(Source data)
========
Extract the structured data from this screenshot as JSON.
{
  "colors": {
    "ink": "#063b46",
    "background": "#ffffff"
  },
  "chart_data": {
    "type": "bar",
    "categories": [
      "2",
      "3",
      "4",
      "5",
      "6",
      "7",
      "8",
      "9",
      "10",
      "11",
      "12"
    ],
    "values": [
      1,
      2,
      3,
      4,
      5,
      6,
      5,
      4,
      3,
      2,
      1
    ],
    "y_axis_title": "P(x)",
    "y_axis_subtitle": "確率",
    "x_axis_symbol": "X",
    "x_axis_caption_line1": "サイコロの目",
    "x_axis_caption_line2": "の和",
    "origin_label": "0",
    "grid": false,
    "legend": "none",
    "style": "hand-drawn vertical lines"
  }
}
========
■ **WHAT IS NEEDED**
Reproduce every line of the data verbatim.

■ **ANSWER TO THE EXERCISE**
Extract the structured data from this screenshot as JSON.
{
  "colors": {
    "ink": "#063b46",
    "background": "#ffffff"
  },
  "chart_data": {
    "type": "bar",
    "categories": [
      "2",
      "3",
      "4",
      "5",
      "6",
      "7",
      "8",
      "9",
      "10",
      "11",
      "12"
    ],
    "values": [
      1,
      2,
      3,
      4,
      5,
      6,
      5,
      4,
      3,
      2,
      1
    ],
    "y_axis_title": "P(x)",
    "y_axis_subtitle": "確率",
    "x_axis_symbol": "X",
    "x_axis_caption_line1": "サイコロの目",
    "x_axis_caption_line2": "の和",
    "origin_label": "0",
    "grid": false,
    "legend": "none",
    "style": "hand-drawn vertical lines"
  }
}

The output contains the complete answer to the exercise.